→ **Aim of the exercise**
Reproduce the records below in their entirety, character for character.
### Data lines
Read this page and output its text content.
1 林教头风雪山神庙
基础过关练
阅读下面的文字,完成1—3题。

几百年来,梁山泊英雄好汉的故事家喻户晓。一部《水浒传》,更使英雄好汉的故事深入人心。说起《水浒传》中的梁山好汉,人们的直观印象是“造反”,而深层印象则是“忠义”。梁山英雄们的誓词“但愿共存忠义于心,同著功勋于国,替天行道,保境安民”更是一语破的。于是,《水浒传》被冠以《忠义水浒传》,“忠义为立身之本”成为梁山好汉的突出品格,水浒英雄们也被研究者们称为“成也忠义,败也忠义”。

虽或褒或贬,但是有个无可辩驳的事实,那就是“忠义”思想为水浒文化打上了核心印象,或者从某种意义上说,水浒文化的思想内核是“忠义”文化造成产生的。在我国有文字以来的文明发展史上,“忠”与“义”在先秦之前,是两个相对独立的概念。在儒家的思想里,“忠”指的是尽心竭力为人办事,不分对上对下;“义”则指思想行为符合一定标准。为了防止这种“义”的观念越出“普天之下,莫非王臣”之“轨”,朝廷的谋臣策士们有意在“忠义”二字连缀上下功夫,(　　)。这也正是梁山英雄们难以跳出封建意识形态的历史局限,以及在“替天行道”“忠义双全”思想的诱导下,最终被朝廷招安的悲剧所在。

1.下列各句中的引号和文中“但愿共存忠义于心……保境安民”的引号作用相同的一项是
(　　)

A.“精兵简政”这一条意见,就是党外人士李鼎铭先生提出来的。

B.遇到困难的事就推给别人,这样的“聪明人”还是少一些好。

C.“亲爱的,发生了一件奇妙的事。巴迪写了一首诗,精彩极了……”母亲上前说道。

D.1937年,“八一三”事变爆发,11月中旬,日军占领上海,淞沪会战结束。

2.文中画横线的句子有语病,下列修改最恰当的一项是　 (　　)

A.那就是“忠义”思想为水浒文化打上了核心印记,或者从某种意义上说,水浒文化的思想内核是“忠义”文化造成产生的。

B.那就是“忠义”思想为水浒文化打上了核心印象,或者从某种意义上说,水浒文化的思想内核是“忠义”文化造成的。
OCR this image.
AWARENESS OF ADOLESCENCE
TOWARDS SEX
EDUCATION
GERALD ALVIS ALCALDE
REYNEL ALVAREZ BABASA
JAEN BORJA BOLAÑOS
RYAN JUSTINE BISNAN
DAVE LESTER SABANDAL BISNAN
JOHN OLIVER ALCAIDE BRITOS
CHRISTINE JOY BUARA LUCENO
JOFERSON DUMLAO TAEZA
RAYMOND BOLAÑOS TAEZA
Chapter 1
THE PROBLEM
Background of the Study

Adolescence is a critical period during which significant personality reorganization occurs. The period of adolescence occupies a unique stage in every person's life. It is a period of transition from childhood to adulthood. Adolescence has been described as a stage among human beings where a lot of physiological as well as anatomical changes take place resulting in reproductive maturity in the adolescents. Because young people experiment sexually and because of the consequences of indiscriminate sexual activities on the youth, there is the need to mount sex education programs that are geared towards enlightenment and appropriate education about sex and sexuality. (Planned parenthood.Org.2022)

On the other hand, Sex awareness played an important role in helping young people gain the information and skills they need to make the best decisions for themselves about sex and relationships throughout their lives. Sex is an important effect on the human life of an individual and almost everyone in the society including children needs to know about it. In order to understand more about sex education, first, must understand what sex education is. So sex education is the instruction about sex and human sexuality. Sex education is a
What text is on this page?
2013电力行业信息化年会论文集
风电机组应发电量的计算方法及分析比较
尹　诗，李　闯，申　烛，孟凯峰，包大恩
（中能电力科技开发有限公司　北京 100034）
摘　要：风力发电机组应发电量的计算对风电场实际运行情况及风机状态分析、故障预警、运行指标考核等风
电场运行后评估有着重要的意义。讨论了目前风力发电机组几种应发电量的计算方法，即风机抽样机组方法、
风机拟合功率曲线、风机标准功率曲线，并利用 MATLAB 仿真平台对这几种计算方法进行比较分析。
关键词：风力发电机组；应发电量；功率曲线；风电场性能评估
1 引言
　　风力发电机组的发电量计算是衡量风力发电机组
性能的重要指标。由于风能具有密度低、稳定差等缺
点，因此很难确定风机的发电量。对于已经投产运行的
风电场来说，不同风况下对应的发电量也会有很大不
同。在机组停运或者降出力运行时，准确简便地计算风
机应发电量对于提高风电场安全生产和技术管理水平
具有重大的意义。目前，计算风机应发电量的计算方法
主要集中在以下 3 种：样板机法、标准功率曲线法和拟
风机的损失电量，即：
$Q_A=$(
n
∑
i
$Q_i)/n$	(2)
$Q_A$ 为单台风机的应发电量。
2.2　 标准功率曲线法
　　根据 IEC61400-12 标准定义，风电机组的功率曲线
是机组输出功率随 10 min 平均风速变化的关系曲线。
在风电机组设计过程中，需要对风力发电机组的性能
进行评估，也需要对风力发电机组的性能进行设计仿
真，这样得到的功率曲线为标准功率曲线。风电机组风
######
→ **Final result**
Read this page and output its text content.
1 林教头风雪山神庙
基础过关练
阅读下面的文字,完成1—3题。

几百年来,梁山泊英雄好汉的故事家喻户晓。一部《水浒传》,更使英雄好汉的故事深入人心。说起《水浒传》中的梁山好汉,人们的直观印象是“造反”,而深层印象则是“忠义”。梁山英雄们的誓词“但愿共存忠义于心,同著功勋于国,替天行道,保境安民”更是一语破的。于是,《水浒传》被冠以《忠义水浒传》,“忠义为立身之本”成为梁山好汉的突出品格,水浒英雄们也被研究者们称为“成也忠义,败也忠义”。

虽或褒或贬,但是有个无可辩驳的事实,那就是“忠义”思想为水浒文化打上了核心印象,或者从某种意义上说,水浒文化的思想内核是“忠义”文化造成产生的。在我国有文字以来的文明发展史上,“忠”与“义”在先秦之前,是两个相对独立的概念。在儒家的思想里,“忠”指的是尽心竭力为人办事,不分对上对下;“义”则指思想行为符合一定标准。为了防止这种“义”的观念越出“普天之下,莫非王臣”之“轨”,朝廷的谋臣策士们有意在“忠义”二字连缀上下功夫,(　　)。这也正是梁山英雄们难以跳出封建意识形态的历史局限,以及在“替天行道”“忠义双全”思想的诱导下,最终被朝廷招安的悲剧所在。

1.下列各句中的引号和文中“但愿共存忠义于心……保境安民”的引号作用相同的一项是
(　　)

A.“精兵简政”这一条意见,就是党外人士李鼎铭先生提出来的。

B.遇到困难的事就推给别人,这样的“聪明人”还是少一些好。

C.“亲爱的,发生了一件奇妙的事。巴迪写了一首诗,精彩极了……”母亲上前说道。

D.1937年,“八一三”事变爆发,11月中旬,日军占领上海,淞沪会战结束。

2.文中画横线的句子有语病,下列修改最恰当的一项是　 (　　)

A.那就是“忠义”思想为水浒文化打上了核心印记,或者从某种意义上说,水浒文化的思想内核是“忠义”文化造成产生的。

B.那就是“忠义”思想为水浒文化打上了核心印象,或者从某种意义上说,水浒文化的思想内核是“忠义”文化造成的。
OCR this image.
AWARENESS OF ADOLESCENCE
TOWARDS SEX
EDUCATION
GERALD ALVIS ALCALDE
REYNEL ALVAREZ BABASA
JAEN BORJA BOLAÑOS
RYAN JUSTINE BISNAN
DAVE LESTER SABANDAL BISNAN
JOHN OLIVER ALCAIDE BRITOS
CHRISTINE JOY BUARA LUCENO
JOFERSON DUMLAO TAEZA
RAYMOND BOLAÑOS TAEZA
Chapter 1
THE PROBLEM
Background of the Study

Adolescence is a critical period during which significant personality reorganization occurs. The period of adolescence occupies a unique stage in every person's life. It is a period of transition from childhood to adulthood. Adolescence has been described as a stage among human beings where a lot of physiological as well as anatomical changes take place resulting in reproductive maturity in the adolescents. Because young people experiment sexually and because of the consequences of indiscriminate sexual activities on the youth, there is the need to mount sex education programs that are geared towards enlightenment and appropriate education about sex and sexuality. (Planned parenthood.Org.2022)

On the other hand, Sex awareness played an important role in helping young people gain the information and skills they need to make the best decisions for themselves about sex and relationships throughout their lives. Sex is an important effect on the human life of an individual and almost everyone in the society including children needs to know about it. In order to understand more about sex education, first, must understand what sex education is. So sex education is the instruction about sex and human sexuality. Sex education is a
What text is on this page?
2013电力行业信息化年会论文集
风电机组应发电量的计算方法及分析比较
尹　诗，李　闯，申　烛，孟凯峰，包大恩
（中能电力科技开发有限公司　北京 100034）
摘　要：风力发电机组应发电量的计算对风电场实际运行情况及风机状态分析、故障预警、运行指标考核等风
电场运行后评估有着重要的意义。讨论了目前风力发电机组几种应发电量的计算方法，即风机抽样机组方法、
风机拟合功率曲线、风机标准功率曲线，并利用 MATLAB 仿真平台对这几种计算方法进行比较分析。
关键词：风力发电机组；应发电量；功率曲线；风电场性能评估
1 引言
　　风力发电机组的发电量计算是衡量风力发电机组
性能的重要指标。由于风能具有密度低、稳定差等缺
点，因此很难确定风机的发电量。对于已经投产运行的
风电场来说，不同风况下对应的发电量也会有很大不
同。在机组停运或者降出力运行时，准确简便地计算风
机应发电量对于提高风电场安全生产和技术管理水平
具有重大的意义。目前，计算风机应发电量的计算方法
主要集中在以下 3 种：样板机法、标准功率曲线法和拟
风机的损失电量，即：
$Q_A=$(
n
∑
i
$Q_i)/n$	(2)
$Q_A$ 为单台风机的应发电量。
2.2　 标准功率曲线法
　　根据 IEC61400-12 标准定义，风电机组的功率曲线
是机组输出功率随 10 min 平均风速变化的关系曲线。
在风电机组设计过程中，需要对风力发电机组的性能
进行评估，也需要对风力发电机组的性能进行设计仿
真，这样得到的功率曲线为标准功率曲线。风电机组风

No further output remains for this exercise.